Go through the entries one line at a time, and gather every line that has the word "Mediterranean".

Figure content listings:
* START *

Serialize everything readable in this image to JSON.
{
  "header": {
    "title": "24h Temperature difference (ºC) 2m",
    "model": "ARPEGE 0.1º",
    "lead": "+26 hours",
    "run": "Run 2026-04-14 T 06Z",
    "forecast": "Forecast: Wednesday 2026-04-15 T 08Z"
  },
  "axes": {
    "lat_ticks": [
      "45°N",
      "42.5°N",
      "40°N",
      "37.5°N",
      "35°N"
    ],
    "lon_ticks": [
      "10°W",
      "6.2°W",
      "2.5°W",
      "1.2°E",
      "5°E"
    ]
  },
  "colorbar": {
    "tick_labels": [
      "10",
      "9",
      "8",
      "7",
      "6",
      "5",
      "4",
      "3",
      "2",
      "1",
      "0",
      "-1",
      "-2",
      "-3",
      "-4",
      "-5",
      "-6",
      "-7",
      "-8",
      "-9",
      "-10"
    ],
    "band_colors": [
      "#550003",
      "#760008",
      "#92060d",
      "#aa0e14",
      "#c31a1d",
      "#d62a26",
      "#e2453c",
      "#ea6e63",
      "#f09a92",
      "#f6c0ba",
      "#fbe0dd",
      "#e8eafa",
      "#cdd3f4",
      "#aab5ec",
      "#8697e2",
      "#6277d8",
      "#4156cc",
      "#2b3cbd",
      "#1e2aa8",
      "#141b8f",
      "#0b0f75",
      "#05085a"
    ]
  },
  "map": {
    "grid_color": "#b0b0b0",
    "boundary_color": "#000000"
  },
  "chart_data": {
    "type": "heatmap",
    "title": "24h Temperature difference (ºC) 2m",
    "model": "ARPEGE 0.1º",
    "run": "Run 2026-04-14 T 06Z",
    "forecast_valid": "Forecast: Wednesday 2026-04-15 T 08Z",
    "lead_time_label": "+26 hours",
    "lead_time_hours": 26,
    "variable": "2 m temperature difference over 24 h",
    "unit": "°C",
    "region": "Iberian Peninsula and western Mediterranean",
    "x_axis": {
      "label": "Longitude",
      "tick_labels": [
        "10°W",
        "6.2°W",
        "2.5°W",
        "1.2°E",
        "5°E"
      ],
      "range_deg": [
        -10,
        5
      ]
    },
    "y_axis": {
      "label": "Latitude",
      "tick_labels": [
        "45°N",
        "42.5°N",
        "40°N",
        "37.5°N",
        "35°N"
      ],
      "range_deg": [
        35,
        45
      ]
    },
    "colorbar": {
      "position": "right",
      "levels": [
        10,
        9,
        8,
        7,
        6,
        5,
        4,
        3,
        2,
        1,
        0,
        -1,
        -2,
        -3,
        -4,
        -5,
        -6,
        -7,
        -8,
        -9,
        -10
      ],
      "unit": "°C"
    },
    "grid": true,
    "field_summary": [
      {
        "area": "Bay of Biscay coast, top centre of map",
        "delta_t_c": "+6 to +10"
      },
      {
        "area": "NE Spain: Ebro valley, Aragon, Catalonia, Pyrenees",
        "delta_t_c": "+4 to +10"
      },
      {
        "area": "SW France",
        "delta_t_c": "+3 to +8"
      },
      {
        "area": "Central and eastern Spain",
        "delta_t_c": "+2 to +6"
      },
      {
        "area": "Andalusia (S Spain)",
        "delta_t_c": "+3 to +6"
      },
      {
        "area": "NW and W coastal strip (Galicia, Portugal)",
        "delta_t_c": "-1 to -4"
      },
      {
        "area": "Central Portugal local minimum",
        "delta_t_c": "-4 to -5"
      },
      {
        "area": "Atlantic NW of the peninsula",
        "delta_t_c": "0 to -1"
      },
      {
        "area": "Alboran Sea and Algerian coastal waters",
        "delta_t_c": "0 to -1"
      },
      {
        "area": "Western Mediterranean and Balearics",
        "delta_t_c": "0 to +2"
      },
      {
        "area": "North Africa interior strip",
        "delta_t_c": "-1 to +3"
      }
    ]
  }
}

* END *

SOLUTION TO THE EXERCISE:
    "region": "Iberian Peninsula and western Mediterranean",
        "area": "Western Mediterranean and Balearics",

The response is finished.